- [DATA RECORDS]:

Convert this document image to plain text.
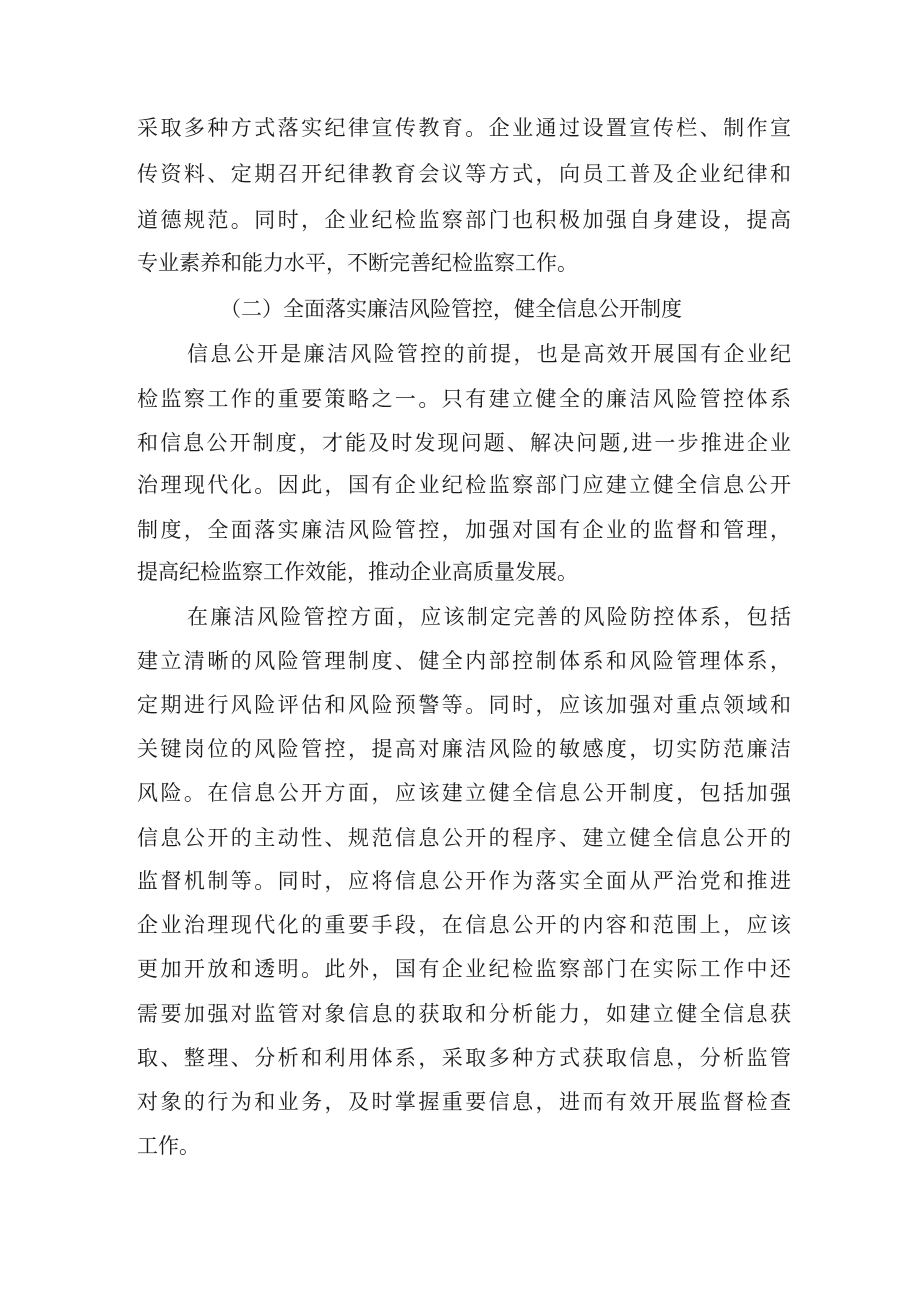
采取多种方式落实纪律宣传教育。企业通过设置宣传栏、制作宣

传资料、定期召开纪律教育会议等方式，向员工普及企业纪律和

道德规范。同时，企业纪检监察部门也积极加强自身建设，提高

专业素养和能力水平，不断完善纪检监察工作。

（二）全面落实廉洁风险管控，健全信息公开制度

信息公开是廉洁风险管控的前提，也是高效开展国有企业纪

检监察工作的重要策略之一。只有建立健全的廉洁风险管控体系

和信息公开制度，才能及时发现问题、解决问题,进一步推进企业

治理现代化。因此，国有企业纪检监察部门应建立健全信息公开

制度，全面落实廉洁风险管控，加强对国有企业的监督和管理，

提高纪检监察工作效能，推动企业高质量发展。

在廉洁风险管控方面，应该制定完善的风险防控体系，包括

建立清晰的风险管理制度、健全内部控制体系和风险管理体系，

定期进行风险评估和风险预警等。同时，应该加强对重点领域和

关键岗位的风险管控，提高对廉洁风险的敏感度，切实防范廉洁

风险。在信息公开方面，应该建立健全信息公开制度，包括加强

信息公开的主动性、规范信息公开的程序、建立健全信息公开的

监督机制等。同时，应将信息公开作为落实全面从严治党和推进

企业治理现代化的重要手段，在信息公开的内容和范围上，应该

更加开放和透明。此外，国有企业纪检监察部门在实际工作中还

需要加强对监管对象信息的获取和分析能力，如建立健全信息获

取、整理、分析和利用体系，采取多种方式获取信息，分析监管

对象的行为和业务，及时掌握重要信息，进而有效开展监督检查

工作。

- [WRITTEN PROBLEM]: Without including any picture, retype the entries exactly.

- [SOLVED EXERCISE]:
Convert this document image to plain text.
采取多种方式落实纪律宣传教育。企业通过设置宣传栏、制作宣

传资料、定期召开纪律教育会议等方式，向员工普及企业纪律和

道德规范。同时，企业纪检监察部门也积极加强自身建设，提高

专业素养和能力水平，不断完善纪检监察工作。

（二）全面落实廉洁风险管控，健全信息公开制度

信息公开是廉洁风险管控的前提，也是高效开展国有企业纪

检监察工作的重要策略之一。只有建立健全的廉洁风险管控体系

和信息公开制度，才能及时发现问题、解决问题,进一步推进企业

治理现代化。因此，国有企业纪检监察部门应建立健全信息公开

制度，全面落实廉洁风险管控，加强对国有企业的监督和管理，

提高纪检监察工作效能，推动企业高质量发展。

在廉洁风险管控方面，应该制定完善的风险防控体系，包括

建立清晰的风险管理制度、健全内部控制体系和风险管理体系，

定期进行风险评估和风险预警等。同时，应该加强对重点领域和

关键岗位的风险管控，提高对廉洁风险的敏感度，切实防范廉洁

风险。在信息公开方面，应该建立健全信息公开制度，包括加强

信息公开的主动性、规范信息公开的程序、建立健全信息公开的

监督机制等。同时，应将信息公开作为落实全面从严治党和推进

企业治理现代化的重要手段，在信息公开的内容和范围上，应该

更加开放和透明。此外，国有企业纪检监察部门在实际工作中还

需要加强对监管对象信息的获取和分析能力，如建立健全信息获

取、整理、分析和利用体系，采取多种方式获取信息，分析监管

对象的行为和业务，及时掌握重要信息，进而有效开展监督检查

工作。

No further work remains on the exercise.